### Exercise data

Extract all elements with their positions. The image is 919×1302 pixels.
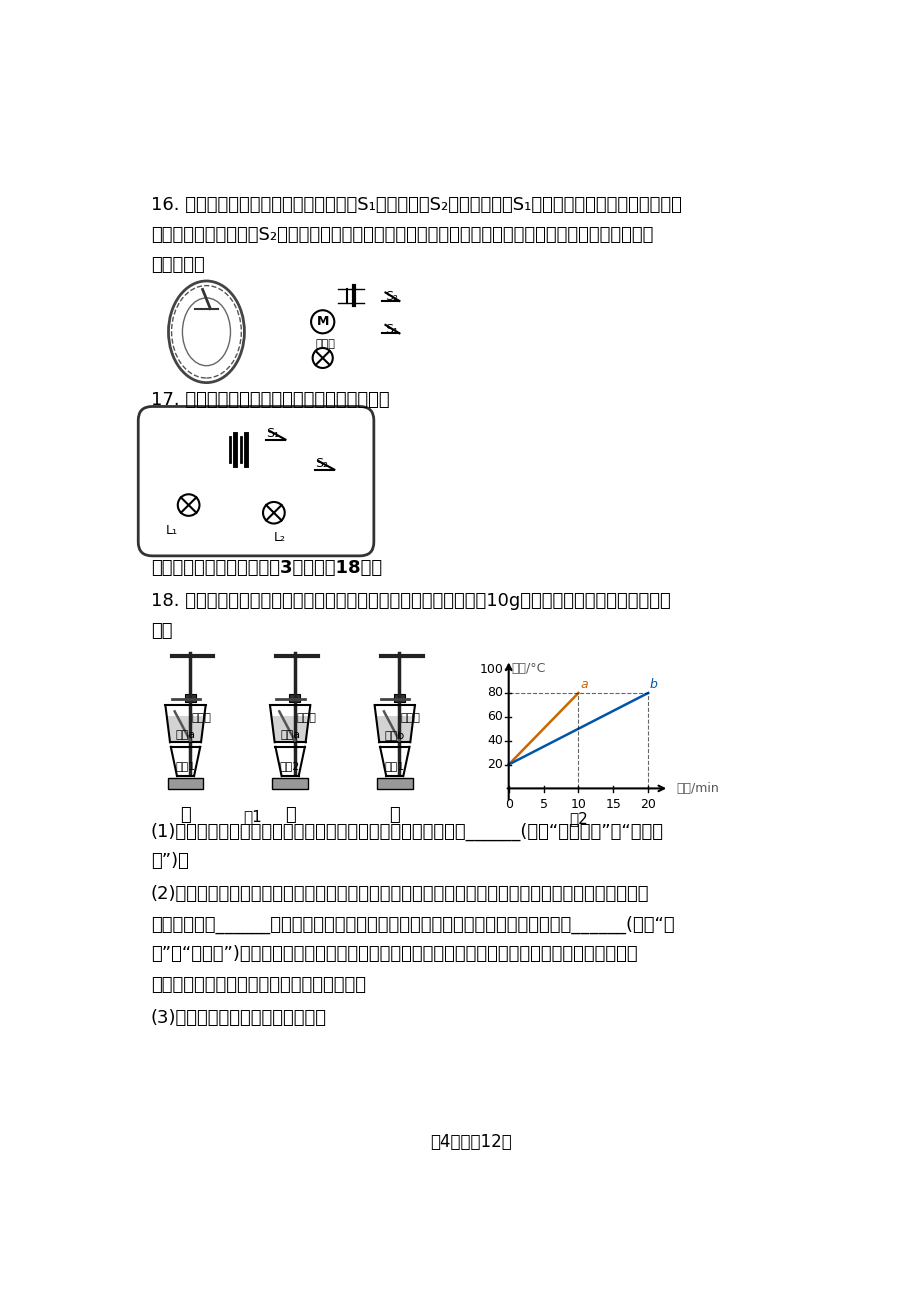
- Text: 燃料1: 燃料1: [384, 760, 404, 771]
- Text: (1)实验时组装如图甲、乙、丙所示的装置时，正确的安装顺序是______(选填“自上而下”或“自下而: (1)实验时组装如图甲、乙、丙所示的装置时，正确的安装顺序是______(选填“…: [151, 823, 663, 841]
- Text: 60: 60: [487, 711, 503, 724]
- Text: 100: 100: [479, 663, 503, 676]
- Polygon shape: [270, 716, 309, 741]
- Text: 40: 40: [487, 734, 503, 747]
- Text: 温度计: 温度计: [401, 713, 420, 723]
- Text: 液体a: 液体a: [176, 730, 196, 740]
- Bar: [393, 694, 404, 702]
- Text: 16. 单轮平衡车的电路部分安装电源开关S₁和压力开关S₂，当手动闭合S₁时，指示灯亮起，此时骑行者再: 16. 单轮平衡车的电路部分安装电源开关S₁和压力开关S₂，当手动闭合S₁时，指…: [151, 197, 681, 215]
- Text: 20: 20: [487, 758, 503, 771]
- Bar: [185, 694, 196, 702]
- Text: 燃料2: 燃料2: [279, 760, 300, 771]
- Text: 热値，应选择______两图进行实验；用两个相同规格的烧杯装相等质量的水，取质量______(选填“相: 热値，应选择______两图进行实验；用两个相同规格的烧杯装相等质量的水，取质量…: [151, 915, 674, 934]
- Text: L₂: L₂: [274, 531, 286, 544]
- Text: 图2: 图2: [569, 811, 587, 827]
- Text: S₁: S₁: [384, 323, 397, 336]
- Text: 图1: 图1: [244, 810, 262, 824]
- Bar: [289, 694, 300, 702]
- Bar: [167, 779, 203, 789]
- Text: b: b: [649, 677, 657, 690]
- Text: 上”)；: 上”)；: [151, 853, 188, 870]
- Text: 0: 0: [505, 798, 512, 811]
- Bar: [272, 779, 308, 789]
- Text: 液体b: 液体b: [384, 730, 404, 740]
- Text: 时间/min: 时间/min: [675, 783, 718, 796]
- Text: L₁: L₁: [165, 523, 177, 536]
- Polygon shape: [375, 716, 414, 741]
- Text: M: M: [316, 315, 328, 328]
- Text: 丙: 丙: [389, 806, 400, 824]
- Text: 站立于平衡车踏板上后S₂自动闭合，电动机才能正常启动，平衡车才开始运动。请根据上述要求将电路图: 站立于平衡车踏板上后S₂自动闭合，电动机才能正常启动，平衡车才开始运动。请根据上…: [151, 227, 652, 245]
- Text: 等”或“不相等”)的酒精和碎纸片，分别放入两个燃烧盘中，分别给烧杯加热，直到酒精和碎纸片完全: 等”或“不相等”)的酒精和碎纸片，分别放入两个燃烧盘中，分别给烧杯加热，直到酒精…: [151, 945, 637, 963]
- Text: (2)实验中，燃料完全燃烧放出的热量是通过液体吸热后温度的变化来反映的。本实验要比较不同燃料的: (2)实验中，燃料完全燃烧放出的热量是通过液体吸热后温度的变化来反映的。本实验要…: [151, 885, 649, 904]
- Text: 四、实验探究题：本大题关3小题，円18分。: 四、实验探究题：本大题关3小题，円18分。: [151, 559, 381, 577]
- Text: (3)比较不同物质吸热升温的特点：: (3)比较不同物质吸热升温的特点：: [151, 1009, 326, 1027]
- Text: S₂: S₂: [314, 457, 327, 470]
- Text: a: a: [579, 677, 587, 690]
- Text: 温度计: 温度计: [191, 713, 211, 723]
- Text: 温度计: 温度计: [296, 713, 316, 723]
- Text: 笥4页，全12页: 笥4页，全12页: [430, 1133, 512, 1151]
- Text: 5: 5: [539, 798, 547, 811]
- Text: 燃尽，最终来确定酒精和碎纸片热値的大小；: 燃尽，最终来确定酒精和碎纸片热値的大小；: [151, 975, 365, 993]
- Text: 温度/°C: 温度/°C: [511, 661, 546, 674]
- Polygon shape: [166, 716, 205, 741]
- Text: 17. 在图中，根据实物图，画出相应的电路图。: 17. 在图中，根据实物图，画出相应的电路图。: [151, 391, 389, 409]
- Text: 18. 如图所示，甲、乙、丙三图中的装置完全相同，燃料的质量都是10g，烧杯内的液体质量和初温也相: 18. 如图所示，甲、乙、丙三图中的装置完全相同，燃料的质量都是10g，烧杯内的…: [151, 592, 670, 611]
- Bar: [377, 779, 412, 789]
- Text: 连接完整。: 连接完整。: [151, 256, 204, 275]
- Text: 同。: 同。: [151, 622, 172, 641]
- Text: 乙: 乙: [285, 806, 295, 824]
- Text: 15: 15: [605, 798, 620, 811]
- Text: 甲: 甲: [180, 806, 191, 824]
- Text: 20: 20: [640, 798, 655, 811]
- Text: 10: 10: [570, 798, 585, 811]
- Text: 燃料1: 燃料1: [176, 760, 196, 771]
- Text: S₂: S₂: [384, 290, 397, 303]
- Text: 液体a: 液体a: [279, 730, 300, 740]
- Text: 80: 80: [487, 686, 503, 699]
- Text: S₁: S₁: [266, 427, 278, 440]
- Text: 指示灯: 指示灯: [314, 339, 335, 349]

### Short exercise
Copy every line of the data above word for word, leaving out the picture.

### Solution to the exercise
Extract all elements with their positions. The image is 919×1302 pixels.
- Text: 燃料1: 燃料1: [384, 760, 404, 771]
- Text: (1)实验时组装如图甲、乙、丙所示的装置时，正确的安装顺序是______(选填“自上而下”或“自下而: (1)实验时组装如图甲、乙、丙所示的装置时，正确的安装顺序是______(选填“…: [151, 823, 663, 841]
- Text: 60: 60: [487, 711, 503, 724]
- Text: 100: 100: [479, 663, 503, 676]
- Polygon shape: [270, 716, 309, 741]
- Text: 40: 40: [487, 734, 503, 747]
- Text: 温度计: 温度计: [401, 713, 420, 723]
- Text: 液体a: 液体a: [176, 730, 196, 740]
- Bar: [393, 694, 404, 702]
- Text: 16. 单轮平衡车的电路部分安装电源开关S₁和压力开关S₂，当手动闭合S₁时，指示灯亮起，此时骑行者再: 16. 单轮平衡车的电路部分安装电源开关S₁和压力开关S₂，当手动闭合S₁时，指…: [151, 197, 681, 215]
- Text: 20: 20: [487, 758, 503, 771]
- Bar: [185, 694, 196, 702]
- Text: 燃料2: 燃料2: [279, 760, 300, 771]
- Text: 热値，应选择______两图进行实验；用两个相同规格的烧杯装相等质量的水，取质量______(选填“相: 热値，应选择______两图进行实验；用两个相同规格的烧杯装相等质量的水，取质量…: [151, 915, 674, 934]
- Text: L₂: L₂: [274, 531, 286, 544]
- Text: 图2: 图2: [569, 811, 587, 827]
- Text: S₁: S₁: [384, 323, 397, 336]
- Text: 图1: 图1: [244, 810, 262, 824]
- Bar: [289, 694, 300, 702]
- Bar: [167, 779, 203, 789]
- Text: b: b: [649, 677, 657, 690]
- Text: 上”)；: 上”)；: [151, 853, 188, 870]
- Text: 0: 0: [505, 798, 512, 811]
- Bar: [272, 779, 308, 789]
- Text: 液体b: 液体b: [384, 730, 404, 740]
- Text: 时间/min: 时间/min: [675, 783, 718, 796]
- Text: L₁: L₁: [165, 523, 177, 536]
- Polygon shape: [375, 716, 414, 741]
- Text: M: M: [316, 315, 328, 328]
- Text: 丙: 丙: [389, 806, 400, 824]
- Text: 站立于平衡车踏板上后S₂自动闭合，电动机才能正常启动，平衡车才开始运动。请根据上述要求将电路图: 站立于平衡车踏板上后S₂自动闭合，电动机才能正常启动，平衡车才开始运动。请根据上…: [151, 227, 652, 245]
- Text: 等”或“不相等”)的酒精和碎纸片，分别放入两个燃烧盘中，分别给烧杯加热，直到酒精和碎纸片完全: 等”或“不相等”)的酒精和碎纸片，分别放入两个燃烧盘中，分别给烧杯加热，直到酒精…: [151, 945, 637, 963]
- Text: (2)实验中，燃料完全燃烧放出的热量是通过液体吸热后温度的变化来反映的。本实验要比较不同燃料的: (2)实验中，燃料完全燃烧放出的热量是通过液体吸热后温度的变化来反映的。本实验要…: [151, 885, 649, 904]
- Text: 四、实验探究题：本大题关3小题，円18分。: 四、实验探究题：本大题关3小题，円18分。: [151, 559, 381, 577]
- Text: (3)比较不同物质吸热升温的特点：: (3)比较不同物质吸热升温的特点：: [151, 1009, 326, 1027]
- Text: S₂: S₂: [314, 457, 327, 470]
- Text: a: a: [579, 677, 587, 690]
- Text: 温度计: 温度计: [191, 713, 211, 723]
- Text: 温度计: 温度计: [296, 713, 316, 723]
- Text: 笥4页，全12页: 笥4页，全12页: [430, 1133, 512, 1151]
- Text: 5: 5: [539, 798, 547, 811]
- Text: 燃尽，最终来确定酒精和碎纸片热値的大小；: 燃尽，最终来确定酒精和碎纸片热値的大小；: [151, 975, 365, 993]
- Text: 温度/°C: 温度/°C: [511, 661, 546, 674]
- Polygon shape: [166, 716, 205, 741]
- Text: 17. 在图中，根据实物图，画出相应的电路图。: 17. 在图中，根据实物图，画出相应的电路图。: [151, 391, 389, 409]
- Text: 18. 如图所示，甲、乙、丙三图中的装置完全相同，燃料的质量都是10g，烧杯内的液体质量和初温也相: 18. 如图所示，甲、乙、丙三图中的装置完全相同，燃料的质量都是10g，烧杯内的…: [151, 592, 670, 611]
- Bar: [377, 779, 412, 789]
- Text: 连接完整。: 连接完整。: [151, 256, 204, 275]
- Text: 同。: 同。: [151, 622, 172, 641]
- Text: 乙: 乙: [285, 806, 295, 824]
- Text: 15: 15: [605, 798, 620, 811]
- Text: 甲: 甲: [180, 806, 191, 824]
- Text: 20: 20: [640, 798, 655, 811]
- Text: 10: 10: [570, 798, 585, 811]
- Text: 燃料1: 燃料1: [176, 760, 196, 771]
- Text: S₂: S₂: [384, 290, 397, 303]
- Text: 液体a: 液体a: [279, 730, 300, 740]
- Text: 80: 80: [487, 686, 503, 699]
- Text: S₁: S₁: [266, 427, 278, 440]
- Text: 指示灯: 指示灯: [314, 339, 335, 349]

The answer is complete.